_What is being asked_: Look for "data" in each line of the entries, and return the matching lines.

_Excerpted records_:
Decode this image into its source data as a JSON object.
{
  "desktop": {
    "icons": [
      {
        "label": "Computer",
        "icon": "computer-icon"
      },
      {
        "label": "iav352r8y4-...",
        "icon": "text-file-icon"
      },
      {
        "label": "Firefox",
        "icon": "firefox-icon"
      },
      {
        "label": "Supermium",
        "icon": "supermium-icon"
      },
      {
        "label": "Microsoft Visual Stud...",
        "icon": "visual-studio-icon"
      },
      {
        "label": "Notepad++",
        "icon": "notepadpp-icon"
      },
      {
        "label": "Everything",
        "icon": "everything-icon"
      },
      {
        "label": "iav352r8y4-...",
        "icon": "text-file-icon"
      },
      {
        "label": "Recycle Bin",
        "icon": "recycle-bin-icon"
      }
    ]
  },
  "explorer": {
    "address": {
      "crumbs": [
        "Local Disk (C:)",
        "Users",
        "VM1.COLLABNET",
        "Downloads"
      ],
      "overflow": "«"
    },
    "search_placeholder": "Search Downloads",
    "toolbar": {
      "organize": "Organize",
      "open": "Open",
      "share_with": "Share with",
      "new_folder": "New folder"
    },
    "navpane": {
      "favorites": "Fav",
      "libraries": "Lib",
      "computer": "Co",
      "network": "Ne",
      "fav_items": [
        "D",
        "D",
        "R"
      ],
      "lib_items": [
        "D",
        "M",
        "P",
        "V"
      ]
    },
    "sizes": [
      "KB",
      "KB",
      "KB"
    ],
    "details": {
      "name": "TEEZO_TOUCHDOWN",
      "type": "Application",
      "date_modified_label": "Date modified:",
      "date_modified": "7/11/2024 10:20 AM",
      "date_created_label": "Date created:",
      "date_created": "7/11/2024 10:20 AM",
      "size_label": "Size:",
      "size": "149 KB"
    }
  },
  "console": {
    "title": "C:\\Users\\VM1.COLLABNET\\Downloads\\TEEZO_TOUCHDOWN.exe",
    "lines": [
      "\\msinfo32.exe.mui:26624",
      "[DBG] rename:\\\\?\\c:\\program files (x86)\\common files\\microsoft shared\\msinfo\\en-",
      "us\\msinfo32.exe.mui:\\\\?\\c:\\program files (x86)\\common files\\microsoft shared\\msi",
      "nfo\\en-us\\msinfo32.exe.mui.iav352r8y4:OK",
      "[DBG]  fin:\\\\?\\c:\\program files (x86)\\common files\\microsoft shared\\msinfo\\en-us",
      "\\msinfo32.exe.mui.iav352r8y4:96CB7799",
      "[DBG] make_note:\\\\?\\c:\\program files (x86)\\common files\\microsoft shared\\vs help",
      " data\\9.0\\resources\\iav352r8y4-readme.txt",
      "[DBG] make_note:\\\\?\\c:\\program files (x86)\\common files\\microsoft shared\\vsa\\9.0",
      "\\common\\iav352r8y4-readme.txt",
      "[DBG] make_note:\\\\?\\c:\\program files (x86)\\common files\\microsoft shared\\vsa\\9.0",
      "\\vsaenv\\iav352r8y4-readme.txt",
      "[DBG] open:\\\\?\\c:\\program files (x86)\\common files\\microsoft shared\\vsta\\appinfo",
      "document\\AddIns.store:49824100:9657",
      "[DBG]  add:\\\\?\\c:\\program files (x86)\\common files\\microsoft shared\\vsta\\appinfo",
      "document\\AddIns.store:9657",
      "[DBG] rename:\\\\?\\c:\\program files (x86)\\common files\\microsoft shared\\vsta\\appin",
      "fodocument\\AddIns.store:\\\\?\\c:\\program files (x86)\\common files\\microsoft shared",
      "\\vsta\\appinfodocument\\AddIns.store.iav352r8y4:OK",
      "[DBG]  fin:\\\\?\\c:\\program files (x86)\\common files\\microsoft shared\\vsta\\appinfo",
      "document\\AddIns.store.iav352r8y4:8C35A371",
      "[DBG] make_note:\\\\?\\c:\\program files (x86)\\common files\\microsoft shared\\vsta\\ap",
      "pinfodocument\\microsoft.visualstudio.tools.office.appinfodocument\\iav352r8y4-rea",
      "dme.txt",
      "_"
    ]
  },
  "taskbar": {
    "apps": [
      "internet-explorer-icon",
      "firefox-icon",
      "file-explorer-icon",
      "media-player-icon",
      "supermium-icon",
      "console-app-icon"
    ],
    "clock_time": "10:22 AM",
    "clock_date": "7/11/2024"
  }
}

_Written solution_:
Decode this image into its source data as a JSON object.
      " data\\9.0\\resources\\iav352r8y4-readme.txt",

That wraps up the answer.